» Prompt A
In the forum thread about Will Smith and Chris Rock, copy the passage that begins at the words "Then why did" and stops after the words "WhatInThe (Mar 28, 2022)".
» Prompt B
Answer these questions from the forum thread about Will Smith and Chris Rock:
(i) In which decade did JonSR77 do stand-up comedy?
(ii) According to Pepper, on what platform did Will Smith's wife shave her head?
(iii) What does WhatInThe say inner city young gang members use instead of an open hand?
» Prompt C
Which usernames appear as post headers in the forum thread about Will Smith and Chris Rock? List every one.

» Document section
Maybe a previous encounter with Chris Rock or you know, there are funny drunks and angry drunks.

Maybe alcohol makes Will Smith an angry "drunk", and over-protective of his wife.
He deserved to be upset but he lacked self-control for sure.


----------



## terry123 (Mar 28, 2022)

JonSR77 said:


> Will Smith's wife has a medical problem that has caused her to lose her hair.  The movie Chris Rock referenced was with a bald character.  I have never heard Chris Rock be offensive before, but I do think this one crossed a line.
> 
> I did stand-up comedy in the 90s.  I don't think Chris Rock intended anything mean, but I do think he flubbed that one and wound up being very offensive to her.  It is something that happens to comedians, especially when they are pressed and trying to come up with comedy lines, under pressure.


I agree with you.  He crossed a line and don't blame Will a bit for smacking him.  Its not the answer but she has struggled with this for a long time and deserves more respect !


----------



## Pepper (Mar 28, 2022)

terry123 said:


> I agree with you.  He crossed a line and don't blame Will a bit for smacking him.  Its not the answer but she has struggled with this for a long time and deserves more respect !


Then why did she shave her head on Instagram if she's so doggone sensitive?  Why talk about your boyfriends in front of spouse & kids if she's so sensitive?  Nope.  Public people, especially those who constantly seek it out, are Fair Game.


----------



## WhatInThe (Mar 28, 2022)

Wether it's staged, result of a feud or actually offended by words from a COMEDIAN to so much as stage it or pull a nasty "prank" the result is a celebrity used violence to respond to something he didn't like. But this is exactly what inner city young gang members are doing daily except they aren't slapping with an open hand they are using guns, knives etc. They are on display for the world and children to see even if a video clip on social media.


----------



## Mrs. Robinson (Mar 28, 2022)

I did see a clip of a Chris Rock show from 2014?2016?,where hemade a derogatory comment referring to Will Smith. I think there`s some history there...


----------



## OneEyedDiva (Mar 28, 2022)

WhatInThe said:


> Didn't watch, Haven't watched in decades. Stopped watching award shows long ago.

» Record extracts

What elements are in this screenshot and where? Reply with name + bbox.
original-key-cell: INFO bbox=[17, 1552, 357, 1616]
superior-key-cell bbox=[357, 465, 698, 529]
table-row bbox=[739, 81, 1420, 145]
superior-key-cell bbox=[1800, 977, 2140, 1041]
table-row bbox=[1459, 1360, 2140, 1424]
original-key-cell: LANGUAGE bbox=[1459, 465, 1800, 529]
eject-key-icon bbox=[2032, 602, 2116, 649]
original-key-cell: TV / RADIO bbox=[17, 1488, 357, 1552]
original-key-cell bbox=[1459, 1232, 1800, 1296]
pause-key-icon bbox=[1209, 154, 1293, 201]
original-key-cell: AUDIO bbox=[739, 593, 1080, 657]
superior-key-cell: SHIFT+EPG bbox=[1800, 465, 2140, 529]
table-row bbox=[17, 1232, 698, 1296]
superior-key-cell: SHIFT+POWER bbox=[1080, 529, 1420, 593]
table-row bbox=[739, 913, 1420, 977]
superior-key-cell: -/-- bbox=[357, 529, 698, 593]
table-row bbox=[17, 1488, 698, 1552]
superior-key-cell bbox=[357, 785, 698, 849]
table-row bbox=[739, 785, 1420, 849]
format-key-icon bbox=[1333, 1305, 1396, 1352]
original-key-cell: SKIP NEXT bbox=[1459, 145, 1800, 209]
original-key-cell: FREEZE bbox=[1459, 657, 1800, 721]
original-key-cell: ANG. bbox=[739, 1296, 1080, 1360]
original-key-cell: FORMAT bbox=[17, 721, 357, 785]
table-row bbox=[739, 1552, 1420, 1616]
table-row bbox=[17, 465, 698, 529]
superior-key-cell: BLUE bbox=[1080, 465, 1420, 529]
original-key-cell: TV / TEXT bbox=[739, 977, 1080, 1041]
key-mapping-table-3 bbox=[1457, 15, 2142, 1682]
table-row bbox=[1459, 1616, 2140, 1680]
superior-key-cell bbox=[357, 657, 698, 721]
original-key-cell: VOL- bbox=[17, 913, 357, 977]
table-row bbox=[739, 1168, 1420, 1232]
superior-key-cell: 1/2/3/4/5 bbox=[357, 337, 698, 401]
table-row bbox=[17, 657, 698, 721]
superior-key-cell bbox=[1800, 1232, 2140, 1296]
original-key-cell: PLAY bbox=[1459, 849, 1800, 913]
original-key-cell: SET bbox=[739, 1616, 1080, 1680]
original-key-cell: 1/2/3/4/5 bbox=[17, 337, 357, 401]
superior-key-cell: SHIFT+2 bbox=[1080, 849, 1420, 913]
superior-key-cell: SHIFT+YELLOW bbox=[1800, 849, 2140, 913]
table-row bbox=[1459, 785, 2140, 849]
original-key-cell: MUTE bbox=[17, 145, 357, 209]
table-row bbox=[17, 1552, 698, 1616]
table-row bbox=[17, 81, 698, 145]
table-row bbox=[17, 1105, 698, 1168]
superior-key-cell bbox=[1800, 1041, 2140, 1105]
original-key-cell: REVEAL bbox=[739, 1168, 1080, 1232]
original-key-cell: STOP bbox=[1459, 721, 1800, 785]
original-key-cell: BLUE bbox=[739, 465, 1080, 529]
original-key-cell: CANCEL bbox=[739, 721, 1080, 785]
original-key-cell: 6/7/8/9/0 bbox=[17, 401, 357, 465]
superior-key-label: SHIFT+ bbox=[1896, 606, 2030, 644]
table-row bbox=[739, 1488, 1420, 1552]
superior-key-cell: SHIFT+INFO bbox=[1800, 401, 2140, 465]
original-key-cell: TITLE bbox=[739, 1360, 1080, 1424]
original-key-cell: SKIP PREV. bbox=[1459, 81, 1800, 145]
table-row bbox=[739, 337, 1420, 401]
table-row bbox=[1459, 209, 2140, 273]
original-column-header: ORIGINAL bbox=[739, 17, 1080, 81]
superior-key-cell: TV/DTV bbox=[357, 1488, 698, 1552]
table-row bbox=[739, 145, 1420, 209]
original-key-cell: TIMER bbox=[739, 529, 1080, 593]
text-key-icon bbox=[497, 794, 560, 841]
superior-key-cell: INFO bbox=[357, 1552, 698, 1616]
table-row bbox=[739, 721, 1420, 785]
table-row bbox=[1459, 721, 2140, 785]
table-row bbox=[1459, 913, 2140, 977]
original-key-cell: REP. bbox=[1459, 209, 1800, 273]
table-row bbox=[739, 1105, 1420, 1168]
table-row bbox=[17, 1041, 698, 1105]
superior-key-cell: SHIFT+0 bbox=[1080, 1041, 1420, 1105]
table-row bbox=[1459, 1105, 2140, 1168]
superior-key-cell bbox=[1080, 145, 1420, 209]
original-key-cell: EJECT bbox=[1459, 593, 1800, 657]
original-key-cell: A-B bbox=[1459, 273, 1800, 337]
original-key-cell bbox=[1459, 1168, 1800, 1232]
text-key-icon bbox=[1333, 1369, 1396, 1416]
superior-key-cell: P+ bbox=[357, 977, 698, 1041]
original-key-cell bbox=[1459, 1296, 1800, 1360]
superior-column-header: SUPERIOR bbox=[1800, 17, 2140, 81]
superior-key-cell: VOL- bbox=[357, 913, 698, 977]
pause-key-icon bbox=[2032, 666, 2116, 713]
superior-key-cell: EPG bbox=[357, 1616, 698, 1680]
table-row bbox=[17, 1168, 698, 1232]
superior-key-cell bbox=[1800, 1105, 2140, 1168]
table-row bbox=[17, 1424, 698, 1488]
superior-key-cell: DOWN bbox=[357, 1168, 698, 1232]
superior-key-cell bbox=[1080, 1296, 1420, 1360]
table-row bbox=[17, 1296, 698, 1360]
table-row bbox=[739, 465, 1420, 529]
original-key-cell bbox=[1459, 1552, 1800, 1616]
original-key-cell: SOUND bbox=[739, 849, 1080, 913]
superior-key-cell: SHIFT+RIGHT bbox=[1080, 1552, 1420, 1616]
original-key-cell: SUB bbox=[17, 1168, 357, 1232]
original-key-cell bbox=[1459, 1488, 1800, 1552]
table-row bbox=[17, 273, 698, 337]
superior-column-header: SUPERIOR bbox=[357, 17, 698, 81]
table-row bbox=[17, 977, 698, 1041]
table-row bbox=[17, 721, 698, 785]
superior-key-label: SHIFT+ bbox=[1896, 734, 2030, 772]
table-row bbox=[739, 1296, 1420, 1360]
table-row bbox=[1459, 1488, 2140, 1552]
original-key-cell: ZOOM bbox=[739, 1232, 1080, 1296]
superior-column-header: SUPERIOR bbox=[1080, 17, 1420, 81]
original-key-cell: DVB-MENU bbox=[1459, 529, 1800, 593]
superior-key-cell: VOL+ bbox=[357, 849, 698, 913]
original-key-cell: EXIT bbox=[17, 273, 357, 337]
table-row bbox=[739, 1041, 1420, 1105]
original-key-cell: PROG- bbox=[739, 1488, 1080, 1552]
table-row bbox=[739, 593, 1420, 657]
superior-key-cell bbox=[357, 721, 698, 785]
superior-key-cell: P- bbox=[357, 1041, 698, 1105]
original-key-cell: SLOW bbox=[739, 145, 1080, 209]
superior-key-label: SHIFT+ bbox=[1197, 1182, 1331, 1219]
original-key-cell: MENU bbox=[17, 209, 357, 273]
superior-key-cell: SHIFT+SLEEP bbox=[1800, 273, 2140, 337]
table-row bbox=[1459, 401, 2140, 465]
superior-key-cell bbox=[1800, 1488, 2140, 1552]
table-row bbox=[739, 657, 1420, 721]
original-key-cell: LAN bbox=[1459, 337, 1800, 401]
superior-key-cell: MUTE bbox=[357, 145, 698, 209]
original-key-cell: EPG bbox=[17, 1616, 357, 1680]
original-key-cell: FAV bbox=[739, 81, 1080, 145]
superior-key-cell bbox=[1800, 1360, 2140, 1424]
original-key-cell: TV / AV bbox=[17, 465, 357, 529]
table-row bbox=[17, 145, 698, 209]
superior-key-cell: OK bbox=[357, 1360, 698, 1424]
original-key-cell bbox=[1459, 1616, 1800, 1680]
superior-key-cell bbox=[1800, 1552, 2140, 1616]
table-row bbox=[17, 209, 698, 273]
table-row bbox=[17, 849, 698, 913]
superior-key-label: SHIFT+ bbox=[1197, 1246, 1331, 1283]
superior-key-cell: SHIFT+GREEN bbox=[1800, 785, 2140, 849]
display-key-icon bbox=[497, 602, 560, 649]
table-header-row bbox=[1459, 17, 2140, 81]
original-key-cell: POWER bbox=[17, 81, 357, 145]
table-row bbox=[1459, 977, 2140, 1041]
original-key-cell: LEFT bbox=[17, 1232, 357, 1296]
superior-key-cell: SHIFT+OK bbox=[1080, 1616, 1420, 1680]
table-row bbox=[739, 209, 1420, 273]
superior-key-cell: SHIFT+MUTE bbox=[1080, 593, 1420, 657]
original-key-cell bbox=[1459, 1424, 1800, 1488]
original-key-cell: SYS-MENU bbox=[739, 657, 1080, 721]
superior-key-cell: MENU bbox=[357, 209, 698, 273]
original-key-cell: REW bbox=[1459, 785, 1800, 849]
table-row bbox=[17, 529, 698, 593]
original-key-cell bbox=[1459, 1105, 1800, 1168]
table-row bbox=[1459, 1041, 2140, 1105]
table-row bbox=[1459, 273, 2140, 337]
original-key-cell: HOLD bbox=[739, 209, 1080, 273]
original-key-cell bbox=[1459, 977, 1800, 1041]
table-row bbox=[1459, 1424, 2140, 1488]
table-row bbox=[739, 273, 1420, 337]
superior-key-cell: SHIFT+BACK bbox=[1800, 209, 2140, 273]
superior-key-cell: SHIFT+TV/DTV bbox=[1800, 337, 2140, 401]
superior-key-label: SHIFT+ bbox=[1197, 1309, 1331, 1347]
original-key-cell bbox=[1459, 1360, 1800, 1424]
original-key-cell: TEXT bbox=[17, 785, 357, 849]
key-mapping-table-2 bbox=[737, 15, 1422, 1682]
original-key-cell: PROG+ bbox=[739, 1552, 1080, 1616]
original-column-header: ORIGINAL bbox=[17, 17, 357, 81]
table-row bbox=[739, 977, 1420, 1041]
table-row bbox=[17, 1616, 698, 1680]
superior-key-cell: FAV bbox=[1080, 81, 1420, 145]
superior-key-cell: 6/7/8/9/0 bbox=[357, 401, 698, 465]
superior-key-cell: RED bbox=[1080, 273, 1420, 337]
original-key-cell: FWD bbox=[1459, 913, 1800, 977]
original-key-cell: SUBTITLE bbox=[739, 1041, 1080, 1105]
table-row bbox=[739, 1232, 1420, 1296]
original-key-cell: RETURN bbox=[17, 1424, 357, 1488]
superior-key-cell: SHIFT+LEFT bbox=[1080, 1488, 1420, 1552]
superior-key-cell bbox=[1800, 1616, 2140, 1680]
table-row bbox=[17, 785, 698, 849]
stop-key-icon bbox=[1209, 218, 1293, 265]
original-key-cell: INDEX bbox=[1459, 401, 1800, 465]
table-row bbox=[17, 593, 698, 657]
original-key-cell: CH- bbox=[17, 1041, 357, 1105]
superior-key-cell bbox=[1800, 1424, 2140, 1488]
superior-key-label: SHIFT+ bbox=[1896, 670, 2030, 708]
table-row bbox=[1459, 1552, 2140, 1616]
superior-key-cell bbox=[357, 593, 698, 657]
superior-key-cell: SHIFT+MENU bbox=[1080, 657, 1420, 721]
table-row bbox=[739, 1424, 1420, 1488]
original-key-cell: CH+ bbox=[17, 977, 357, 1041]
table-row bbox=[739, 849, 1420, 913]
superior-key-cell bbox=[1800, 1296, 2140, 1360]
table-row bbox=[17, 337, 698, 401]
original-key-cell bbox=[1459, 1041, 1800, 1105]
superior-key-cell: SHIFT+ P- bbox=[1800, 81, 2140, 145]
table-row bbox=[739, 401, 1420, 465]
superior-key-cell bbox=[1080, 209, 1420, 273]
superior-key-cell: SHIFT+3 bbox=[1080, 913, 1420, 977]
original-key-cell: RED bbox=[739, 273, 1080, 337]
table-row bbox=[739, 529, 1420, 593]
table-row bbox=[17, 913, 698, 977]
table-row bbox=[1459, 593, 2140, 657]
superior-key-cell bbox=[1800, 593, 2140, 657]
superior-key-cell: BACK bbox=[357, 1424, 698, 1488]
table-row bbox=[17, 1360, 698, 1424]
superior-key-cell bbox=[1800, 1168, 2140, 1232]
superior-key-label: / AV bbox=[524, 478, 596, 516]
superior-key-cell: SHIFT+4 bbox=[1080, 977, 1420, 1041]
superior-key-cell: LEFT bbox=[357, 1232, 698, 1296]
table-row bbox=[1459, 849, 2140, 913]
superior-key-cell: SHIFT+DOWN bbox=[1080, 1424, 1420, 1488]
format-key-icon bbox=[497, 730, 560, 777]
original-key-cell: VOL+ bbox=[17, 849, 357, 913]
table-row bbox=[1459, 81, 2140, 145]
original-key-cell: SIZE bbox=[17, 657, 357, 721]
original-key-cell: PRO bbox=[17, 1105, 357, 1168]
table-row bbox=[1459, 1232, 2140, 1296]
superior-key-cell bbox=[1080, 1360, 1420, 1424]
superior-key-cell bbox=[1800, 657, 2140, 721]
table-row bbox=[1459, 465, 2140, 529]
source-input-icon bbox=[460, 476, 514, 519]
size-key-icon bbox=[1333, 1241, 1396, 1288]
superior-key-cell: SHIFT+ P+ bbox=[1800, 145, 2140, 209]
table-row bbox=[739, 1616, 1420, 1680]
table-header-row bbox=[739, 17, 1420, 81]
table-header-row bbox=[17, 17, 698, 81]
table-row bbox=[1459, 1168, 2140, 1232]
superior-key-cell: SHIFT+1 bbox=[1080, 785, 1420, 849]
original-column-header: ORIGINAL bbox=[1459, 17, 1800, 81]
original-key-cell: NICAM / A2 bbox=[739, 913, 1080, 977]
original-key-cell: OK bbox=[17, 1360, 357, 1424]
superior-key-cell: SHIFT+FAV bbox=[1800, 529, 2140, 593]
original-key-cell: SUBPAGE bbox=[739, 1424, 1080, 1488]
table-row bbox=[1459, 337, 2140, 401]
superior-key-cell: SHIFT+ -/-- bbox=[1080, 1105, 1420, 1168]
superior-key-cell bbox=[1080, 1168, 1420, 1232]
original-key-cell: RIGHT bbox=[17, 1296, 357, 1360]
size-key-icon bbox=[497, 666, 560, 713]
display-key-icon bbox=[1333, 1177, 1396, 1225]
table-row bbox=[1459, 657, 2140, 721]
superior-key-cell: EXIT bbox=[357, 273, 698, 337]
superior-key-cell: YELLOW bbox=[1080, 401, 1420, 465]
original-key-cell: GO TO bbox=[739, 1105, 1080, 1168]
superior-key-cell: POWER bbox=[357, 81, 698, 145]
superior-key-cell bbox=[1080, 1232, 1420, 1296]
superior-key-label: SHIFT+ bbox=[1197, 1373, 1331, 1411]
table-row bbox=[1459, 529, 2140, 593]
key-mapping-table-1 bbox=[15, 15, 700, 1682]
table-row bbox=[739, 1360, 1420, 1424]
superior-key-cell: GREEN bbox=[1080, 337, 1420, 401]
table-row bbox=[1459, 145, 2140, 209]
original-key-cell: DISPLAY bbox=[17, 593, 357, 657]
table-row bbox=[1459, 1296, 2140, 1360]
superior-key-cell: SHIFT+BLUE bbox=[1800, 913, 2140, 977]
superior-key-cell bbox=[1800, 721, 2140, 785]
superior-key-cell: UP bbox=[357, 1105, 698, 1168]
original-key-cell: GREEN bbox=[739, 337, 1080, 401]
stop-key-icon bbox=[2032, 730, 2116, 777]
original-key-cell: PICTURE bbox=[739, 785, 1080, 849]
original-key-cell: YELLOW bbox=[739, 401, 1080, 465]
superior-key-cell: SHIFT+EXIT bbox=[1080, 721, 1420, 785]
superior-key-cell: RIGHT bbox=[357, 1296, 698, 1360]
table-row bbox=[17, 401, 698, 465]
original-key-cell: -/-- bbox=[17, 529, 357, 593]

» Exercise output A
Then why did she shave her head on Instagram if she's so doggone sensitive?  Why talk about your boyfriends in front of spouse & kids if she's so sensitive?  Nope.  Public people, especially those who constantly seek it out, are Fair Game.


----------



## WhatInThe (Mar 28, 2022)

» Exercise output B
(i) The 90s.
(ii) Instagram.
(iii) Guns, knives, etc.

» Exercise output C
terry123
Pepper
WhatInThe
Mrs. Robinson
OneEyedDiva